>> Start

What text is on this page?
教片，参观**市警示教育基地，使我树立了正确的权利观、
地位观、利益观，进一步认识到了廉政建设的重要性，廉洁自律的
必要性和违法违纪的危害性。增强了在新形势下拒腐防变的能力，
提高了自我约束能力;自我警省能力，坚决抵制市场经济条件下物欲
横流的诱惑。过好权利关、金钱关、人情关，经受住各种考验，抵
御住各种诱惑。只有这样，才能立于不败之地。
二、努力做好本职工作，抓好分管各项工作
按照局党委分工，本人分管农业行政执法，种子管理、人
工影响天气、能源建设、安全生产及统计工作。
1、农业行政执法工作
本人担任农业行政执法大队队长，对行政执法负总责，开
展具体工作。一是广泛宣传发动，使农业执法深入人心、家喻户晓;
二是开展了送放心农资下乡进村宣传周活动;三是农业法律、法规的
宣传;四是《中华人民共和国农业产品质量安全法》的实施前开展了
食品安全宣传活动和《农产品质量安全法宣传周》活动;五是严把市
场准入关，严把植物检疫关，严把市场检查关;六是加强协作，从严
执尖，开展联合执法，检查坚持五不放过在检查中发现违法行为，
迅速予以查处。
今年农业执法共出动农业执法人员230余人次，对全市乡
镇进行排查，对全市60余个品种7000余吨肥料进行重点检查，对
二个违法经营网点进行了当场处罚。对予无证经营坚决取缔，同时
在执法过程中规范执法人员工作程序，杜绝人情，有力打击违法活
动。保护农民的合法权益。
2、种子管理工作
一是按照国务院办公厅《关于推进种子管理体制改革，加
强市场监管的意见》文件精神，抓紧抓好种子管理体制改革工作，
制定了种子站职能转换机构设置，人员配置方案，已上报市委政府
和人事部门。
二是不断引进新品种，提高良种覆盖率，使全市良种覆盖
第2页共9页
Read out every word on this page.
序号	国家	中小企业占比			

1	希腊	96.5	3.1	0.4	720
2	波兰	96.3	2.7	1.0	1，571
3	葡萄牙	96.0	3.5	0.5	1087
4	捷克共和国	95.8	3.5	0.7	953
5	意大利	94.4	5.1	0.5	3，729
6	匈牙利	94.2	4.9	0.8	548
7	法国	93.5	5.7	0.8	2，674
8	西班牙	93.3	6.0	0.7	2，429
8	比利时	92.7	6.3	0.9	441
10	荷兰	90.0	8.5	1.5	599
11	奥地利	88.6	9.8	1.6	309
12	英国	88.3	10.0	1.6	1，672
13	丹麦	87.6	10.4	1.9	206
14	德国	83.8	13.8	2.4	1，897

>> End

Exercise description.
Go through the entries and repeat each one exactly.

Correct result.
What text is on this page?
教片，参观**市警示教育基地，使我树立了正确的权利观、
地位观、利益观，进一步认识到了廉政建设的重要性，廉洁自律的
必要性和违法违纪的危害性。增强了在新形势下拒腐防变的能力，
提高了自我约束能力;自我警省能力，坚决抵制市场经济条件下物欲
横流的诱惑。过好权利关、金钱关、人情关，经受住各种考验，抵
御住各种诱惑。只有这样，才能立于不败之地。
二、努力做好本职工作，抓好分管各项工作
按照局党委分工，本人分管农业行政执法，种子管理、人
工影响天气、能源建设、安全生产及统计工作。
1、农业行政执法工作
本人担任农业行政执法大队队长，对行政执法负总责，开
展具体工作。一是广泛宣传发动，使农业执法深入人心、家喻户晓;
二是开展了送放心农资下乡进村宣传周活动;三是农业法律、法规的
宣传;四是《中华人民共和国农业产品质量安全法》的实施前开展了
食品安全宣传活动和《农产品质量安全法宣传周》活动;五是严把市
场准入关，严把植物检疫关，严把市场检查关;六是加强协作，从严
执尖，开展联合执法，检查坚持五不放过在检查中发现违法行为，
迅速予以查处。
今年农业执法共出动农业执法人员230余人次，对全市乡
镇进行排查，对全市60余个品种7000余吨肥料进行重点检查，对
二个违法经营网点进行了当场处罚。对予无证经营坚决取缔，同时
在执法过程中规范执法人员工作程序，杜绝人情，有力打击违法活
动。保护农民的合法权益。
2、种子管理工作
一是按照国务院办公厅《关于推进种子管理体制改革，加
强市场监管的意见》文件精神，抓紧抓好种子管理体制改革工作，
制定了种子站职能转换机构设置，人员配置方案，已上报市委政府
和人事部门。
二是不断引进新品种，提高良种覆盖率，使全市良种覆盖
第2页共9页
Read out every word on this page.
序号	国家	中小企业占比			

1	希腊	96.5	3.1	0.4	720
2	波兰	96.3	2.7	1.0	1，571
3	葡萄牙	96.0	3.5	0.5	1087
4	捷克共和国	95.8	3.5	0.7	953
5	意大利	94.4	5.1	0.5	3，729
6	匈牙利	94.2	4.9	0.8	548
7	法国	93.5	5.7	0.8	2，674
8	西班牙	93.3	6.0	0.7	2，429
8	比利时	92.7	6.3	0.9	441
10	荷兰	90.0	8.5	1.5	599
11	奥地利	88.6	9.8	1.6	309
12	英国	88.3	10.0	1.6	1，672
13	丹麦	87.6	10.4	1.9	206
14	德国	83.8	13.8	2.4	1，897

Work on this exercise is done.